━━ DATA FOR THE TASK ━━

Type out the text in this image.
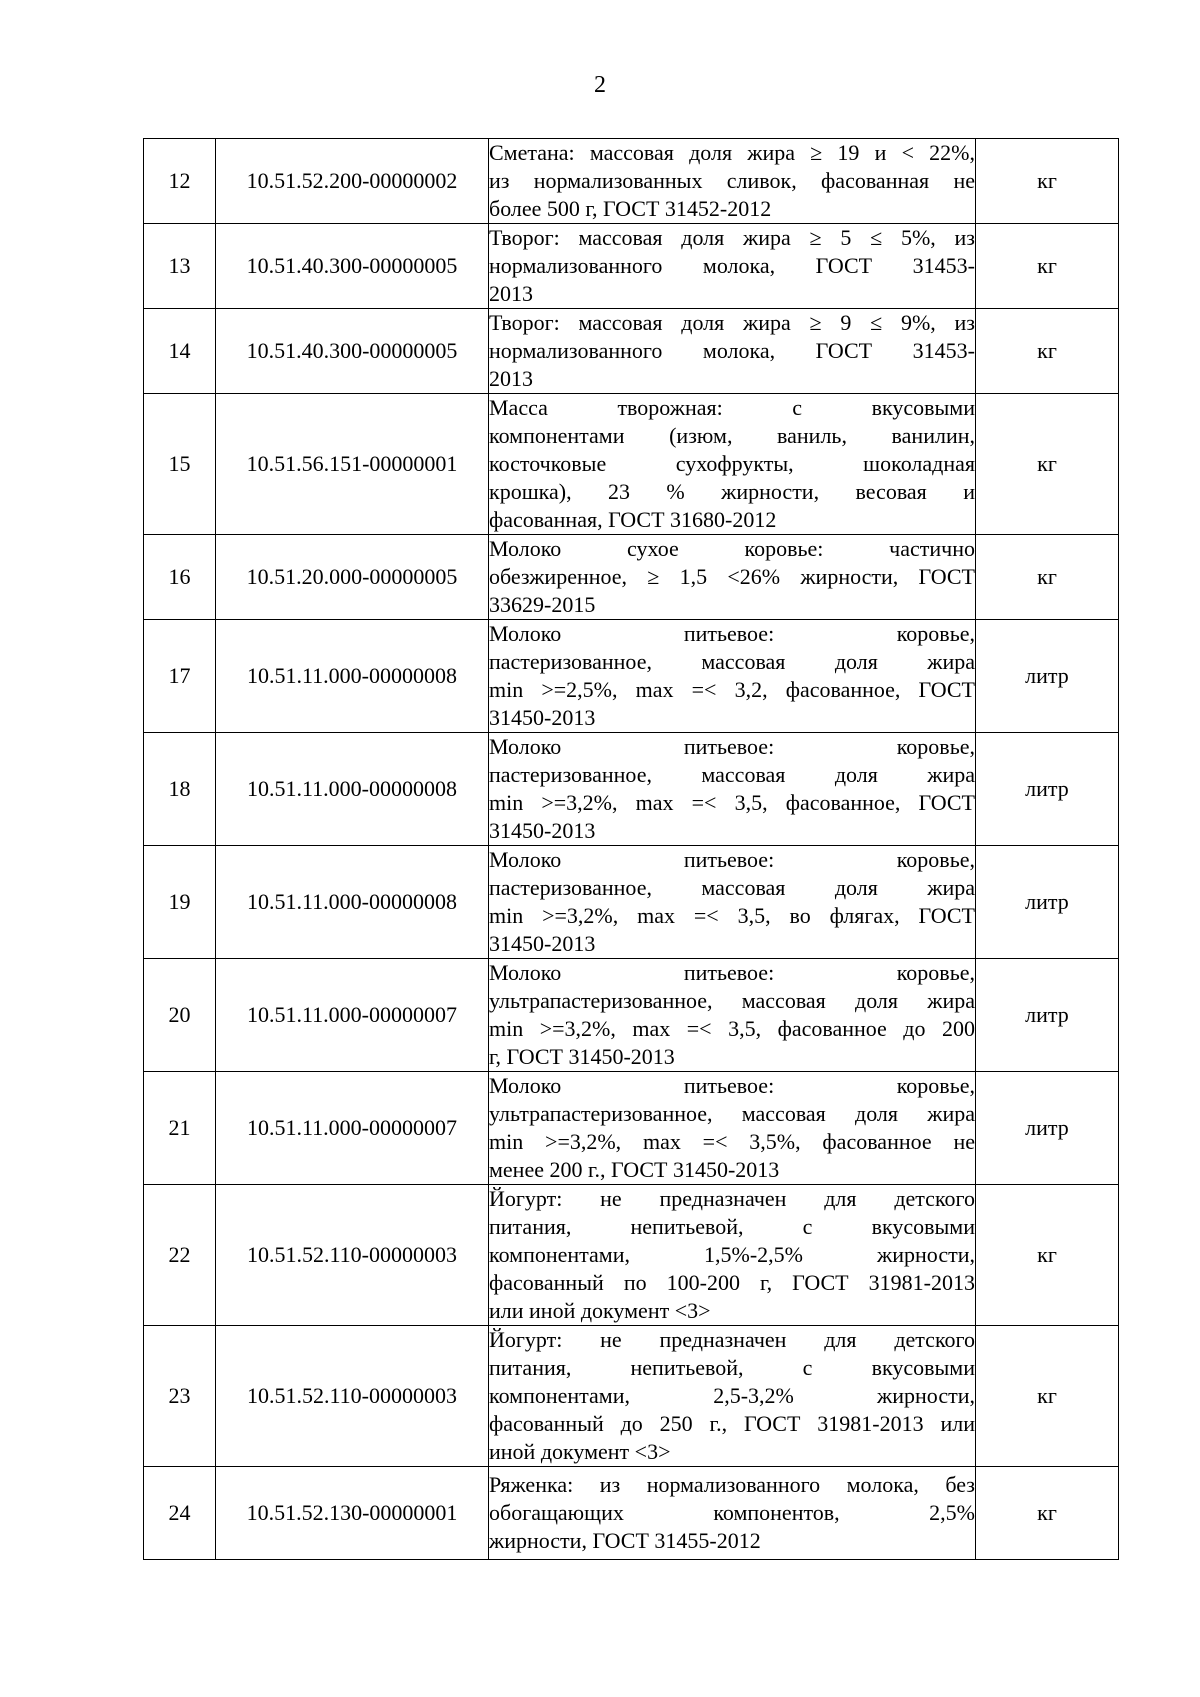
2
12	10.51.52.200-00000002	Сметана: массовая доля жира ≥ 19 и < 22%,
из нормализованных сливок, фасованная не
более 500 г, ГОСТ 31452-2012	кг
13	10.51.40.300-00000005	Творог: массовая доля жира ≥ 5 ≤ 5%, из
нормализованного молока, ГОСТ 31453-
2013	кг
14	10.51.40.300-00000005	Творог: массовая доля жира ≥ 9 ≤ 9%, из
нормализованного молока, ГОСТ 31453-
2013	кг
15	10.51.56.151-00000001	Масса творожная: с вкусовыми
компонентами (изюм, ваниль, ванилин,
косточковые сухофрукты, шоколадная
крошка), 23 % жирности, весовая и
фасованная, ГОСТ 31680-2012	кг
16	10.51.20.000-00000005	Молоко сухое коровье: частично
обезжиренное, ≥ 1,5 <26% жирности, ГОСТ
33629-2015	кг
17	10.51.11.000-00000008	Молоко питьевое: коровье,
пастеризованное, массовая доля жира
min >=2,5%, max =< 3,2, фасованное, ГОСТ
31450-2013	литр
18	10.51.11.000-00000008	Молоко питьевое: коровье,
пастеризованное, массовая доля жира
min >=3,2%, max =< 3,5, фасованное, ГОСТ
31450-2013	литр
19	10.51.11.000-00000008	Молоко питьевое: коровье,
пастеризованное, массовая доля жира
min >=3,2%, max =< 3,5, во флягах, ГОСТ
31450-2013	литр
20	10.51.11.000-00000007	Молоко питьевое: коровье,
ультрапастеризованное, массовая доля жира
min >=3,2%, max =< 3,5, фасованное до 200
г, ГОСТ 31450-2013	литр
21	10.51.11.000-00000007	Молоко питьевое: коровье,
ультрапастеризованное, массовая доля жира
min >=3,2%, max =< 3,5%, фасованное не
менее 200 г., ГОСТ 31450-2013	литр
22	10.51.52.110-00000003	Йогурт: не предназначен для детского
питания, непитьевой, с вкусовыми
компонентами, 1,5%-2,5% жирности,
фасованный по 100-200 г, ГОСТ 31981-2013
или иной документ <3>	кг
23	10.51.52.110-00000003	Йогурт: не предназначен для детского
питания, непитьевой, с вкусовыми
компонентами, 2,5-3,2% жирности,
фасованный до 250 г., ГОСТ 31981-2013 или
иной документ <3>	кг
24	10.51.52.130-00000001	Ряженка: из нормализованного молока, без
обогащающих компонентов, 2,5%
жирности, ГОСТ 31455-2012	кг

━━━

▸ **PROBLEM DESCRIPTION**
Search the lines for the word "коровье" and report how many contain it, by number only.

▸ **SOLUTION TO THIS TASK**
6